Data records:
==*==

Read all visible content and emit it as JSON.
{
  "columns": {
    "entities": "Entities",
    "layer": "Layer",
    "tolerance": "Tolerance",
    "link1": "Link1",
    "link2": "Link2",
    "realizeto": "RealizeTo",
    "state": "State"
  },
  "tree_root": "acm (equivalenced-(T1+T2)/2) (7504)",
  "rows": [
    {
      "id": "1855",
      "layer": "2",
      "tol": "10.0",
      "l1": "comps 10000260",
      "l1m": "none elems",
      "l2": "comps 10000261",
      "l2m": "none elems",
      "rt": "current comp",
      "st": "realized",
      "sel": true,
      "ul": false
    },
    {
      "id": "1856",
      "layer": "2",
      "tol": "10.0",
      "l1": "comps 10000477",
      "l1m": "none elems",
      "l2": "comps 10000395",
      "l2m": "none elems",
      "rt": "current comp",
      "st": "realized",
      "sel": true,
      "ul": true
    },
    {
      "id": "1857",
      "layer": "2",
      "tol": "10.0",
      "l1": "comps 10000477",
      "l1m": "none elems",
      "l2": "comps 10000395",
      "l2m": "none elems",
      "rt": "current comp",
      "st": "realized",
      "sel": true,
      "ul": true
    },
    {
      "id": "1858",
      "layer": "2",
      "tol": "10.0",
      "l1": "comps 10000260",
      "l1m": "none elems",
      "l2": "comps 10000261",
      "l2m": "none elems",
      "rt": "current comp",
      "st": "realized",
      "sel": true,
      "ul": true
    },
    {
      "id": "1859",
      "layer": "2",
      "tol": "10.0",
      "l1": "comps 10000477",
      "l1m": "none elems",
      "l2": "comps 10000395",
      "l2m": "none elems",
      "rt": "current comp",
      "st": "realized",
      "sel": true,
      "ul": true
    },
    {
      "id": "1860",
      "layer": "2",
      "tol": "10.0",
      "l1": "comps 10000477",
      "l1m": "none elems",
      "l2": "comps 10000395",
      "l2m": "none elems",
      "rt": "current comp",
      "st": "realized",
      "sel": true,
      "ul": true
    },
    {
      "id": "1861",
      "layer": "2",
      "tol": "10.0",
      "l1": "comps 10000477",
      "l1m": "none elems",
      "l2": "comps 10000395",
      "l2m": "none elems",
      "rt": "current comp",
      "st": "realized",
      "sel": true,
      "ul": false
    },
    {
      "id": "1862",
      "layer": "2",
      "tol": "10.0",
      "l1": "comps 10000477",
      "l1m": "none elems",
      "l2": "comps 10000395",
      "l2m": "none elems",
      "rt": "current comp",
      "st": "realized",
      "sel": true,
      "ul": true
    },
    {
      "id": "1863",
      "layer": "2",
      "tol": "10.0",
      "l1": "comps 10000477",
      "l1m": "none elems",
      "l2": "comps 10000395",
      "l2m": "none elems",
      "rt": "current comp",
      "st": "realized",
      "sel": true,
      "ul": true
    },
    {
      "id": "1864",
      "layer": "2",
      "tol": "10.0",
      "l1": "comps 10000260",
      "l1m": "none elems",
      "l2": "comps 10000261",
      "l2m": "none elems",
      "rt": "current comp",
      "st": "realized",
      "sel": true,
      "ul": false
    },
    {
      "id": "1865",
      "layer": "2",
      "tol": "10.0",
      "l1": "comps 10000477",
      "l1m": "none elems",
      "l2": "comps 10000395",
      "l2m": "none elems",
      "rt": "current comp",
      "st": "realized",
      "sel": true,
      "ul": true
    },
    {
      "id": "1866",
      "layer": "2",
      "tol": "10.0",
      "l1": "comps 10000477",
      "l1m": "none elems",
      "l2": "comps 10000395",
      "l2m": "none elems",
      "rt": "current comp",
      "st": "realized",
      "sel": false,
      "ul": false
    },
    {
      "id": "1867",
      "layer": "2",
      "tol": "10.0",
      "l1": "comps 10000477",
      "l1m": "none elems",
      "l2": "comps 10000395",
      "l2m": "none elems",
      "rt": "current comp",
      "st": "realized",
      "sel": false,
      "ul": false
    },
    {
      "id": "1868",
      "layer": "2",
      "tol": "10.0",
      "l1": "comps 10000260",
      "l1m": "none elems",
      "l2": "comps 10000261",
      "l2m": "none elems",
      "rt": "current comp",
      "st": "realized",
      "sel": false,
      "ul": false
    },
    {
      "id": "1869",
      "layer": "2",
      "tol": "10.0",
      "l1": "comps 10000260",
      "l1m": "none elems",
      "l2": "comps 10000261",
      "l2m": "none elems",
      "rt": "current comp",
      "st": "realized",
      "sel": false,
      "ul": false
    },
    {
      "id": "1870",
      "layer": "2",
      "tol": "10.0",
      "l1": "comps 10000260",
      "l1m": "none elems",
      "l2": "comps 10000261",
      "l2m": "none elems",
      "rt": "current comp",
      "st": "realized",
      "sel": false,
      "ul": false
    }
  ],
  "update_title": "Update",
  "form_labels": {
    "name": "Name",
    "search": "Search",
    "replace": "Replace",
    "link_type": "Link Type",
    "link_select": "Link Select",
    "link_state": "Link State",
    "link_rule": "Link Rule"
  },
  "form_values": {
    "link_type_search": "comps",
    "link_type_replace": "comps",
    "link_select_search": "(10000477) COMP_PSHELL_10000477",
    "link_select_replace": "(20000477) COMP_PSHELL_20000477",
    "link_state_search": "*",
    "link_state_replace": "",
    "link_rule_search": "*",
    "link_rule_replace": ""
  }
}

==*==

- _Exercise directions_
Each record should come back exactly as written.

- _Correct result_
Read all visible content and emit it as JSON.
{
  "columns": {
    "entities": "Entities",
    "layer": "Layer",
    "tolerance": "Tolerance",
    "link1": "Link1",
    "link2": "Link2",
    "realizeto": "RealizeTo",
    "state": "State"
  },
  "tree_root": "acm (equivalenced-(T1+T2)/2) (7504)",
  "rows": [
    {
      "id": "1855",
      "layer": "2",
      "tol": "10.0",
      "l1": "comps 10000260",
      "l1m": "none elems",
      "l2": "comps 10000261",
      "l2m": "none elems",
      "rt": "current comp",
      "st": "realized",
      "sel": true,
      "ul": false
    },
    {
      "id": "1856",
      "layer": "2",
      "tol": "10.0",
      "l1": "comps 10000477",
      "l1m": "none elems",
      "l2": "comps 10000395",
      "l2m": "none elems",
      "rt": "current comp",
      "st": "realized",
      "sel": true,
      "ul": true
    },
    {
      "id": "1857",
      "layer": "2",
      "tol": "10.0",
      "l1": "comps 10000477",
      "l1m": "none elems",
      "l2": "comps 10000395",
      "l2m": "none elems",
      "rt": "current comp",
      "st": "realized",
      "sel": true,
      "ul": true
    },
    {
      "id": "1858",
      "layer": "2",
      "tol": "10.0",
      "l1": "comps 10000260",
      "l1m": "none elems",
      "l2": "comps 10000261",
      "l2m": "none elems",
      "rt": "current comp",
      "st": "realized",
      "sel": true,
      "ul": true
    },
    {
      "id": "1859",
      "layer": "2",
      "tol": "10.0",
      "l1": "comps 10000477",
      "l1m": "none elems",
      "l2": "comps 10000395",
      "l2m": "none elems",
      "rt": "current comp",
      "st": "realized",
      "sel": true,
      "ul": true
    },
    {
      "id": "1860",
      "layer": "2",
      "tol": "10.0",
      "l1": "comps 10000477",
      "l1m": "none elems",
      "l2": "comps 10000395",
      "l2m": "none elems",
      "rt": "current comp",
      "st": "realized",
      "sel": true,
      "ul": true
    },
    {
      "id": "1861",
      "layer": "2",
      "tol": "10.0",
      "l1": "comps 10000477",
      "l1m": "none elems",
      "l2": "comps 10000395",
      "l2m": "none elems",
      "rt": "current comp",
      "st": "realized",
      "sel": true,
      "ul": false
    },
    {
      "id": "1862",
      "layer": "2",
      "tol": "10.0",
      "l1": "comps 10000477",
      "l1m": "none elems",
      "l2": "comps 10000395",
      "l2m": "none elems",
      "rt": "current comp",
      "st": "realized",
      "sel": true,
      "ul": true
    },
    {
      "id": "1863",
      "layer": "2",
      "tol": "10.0",
      "l1": "comps 10000477",
      "l1m": "none elems",
      "l2": "comps 10000395",
      "l2m": "none elems",
      "rt": "current comp",
      "st": "realized",
      "sel": true,
      "ul": true
    },
    {
      "id": "1864",
      "layer": "2",
      "tol": "10.0",
      "l1": "comps 10000260",
      "l1m": "none elems",
      "l2": "comps 10000261",
      "l2m": "none elems",
      "rt": "current comp",
      "st": "realized",
      "sel": true,
      "ul": false
    },
    {
      "id": "1865",
      "layer": "2",
      "tol": "10.0",
      "l1": "comps 10000477",
      "l1m": "none elems",
      "l2": "comps 10000395",
      "l2m": "none elems",
      "rt": "current comp",
      "st": "realized",
      "sel": true,
      "ul": true
    },
    {
      "id": "1866",
      "layer": "2",
      "tol": "10.0",
      "l1": "comps 10000477",
      "l1m": "none elems",
      "l2": "comps 10000395",
      "l2m": "none elems",
      "rt": "current comp",
      "st": "realized",
      "sel": false,
      "ul": false
    },
    {
      "id": "1867",
      "layer": "2",
      "tol": "10.0",
      "l1": "comps 10000477",
      "l1m": "none elems",
      "l2": "comps 10000395",
      "l2m": "none elems",
      "rt": "current comp",
      "st": "realized",
      "sel": false,
      "ul": false
    },
    {
      "id": "1868",
      "layer": "2",
      "tol": "10.0",
      "l1": "comps 10000260",
      "l1m": "none elems",
      "l2": "comps 10000261",
      "l2m": "none elems",
      "rt": "current comp",
      "st": "realized",
      "sel": false,
      "ul": false
    },
    {
      "id": "1869",
      "layer": "2",
      "tol": "10.0",
      "l1": "comps 10000260",
      "l1m": "none elems",
      "l2": "comps 10000261",
      "l2m": "none elems",
      "rt": "current comp",
      "st": "realized",
      "sel": false,
      "ul": false
    },
    {
      "id": "1870",
      "layer": "2",
      "tol": "10.0",
      "l1": "comps 10000260",
      "l1m": "none elems",
      "l2": "comps 10000261",
      "l2m": "none elems",
      "rt": "current comp",
      "st": "realized",
      "sel": false,
      "ul": false
    }
  ],
  "update_title": "Update",
  "form_labels": {
    "name": "Name",
    "search": "Search",
    "replace": "Replace",
    "link_type": "Link Type",
    "link_select": "Link Select",
    "link_state": "Link State",
    "link_rule": "Link Rule"
  },
  "form_values": {
    "link_type_search": "comps",
    "link_type_replace": "comps",
    "link_select_search": "(10000477) COMP_PSHELL_10000477",
    "link_select_replace": "(20000477) COMP_PSHELL_20000477",
    "link_state_search": "*",
    "link_state_replace": "",
    "link_rule_search": "*",
    "link_rule_replace": ""
  }
}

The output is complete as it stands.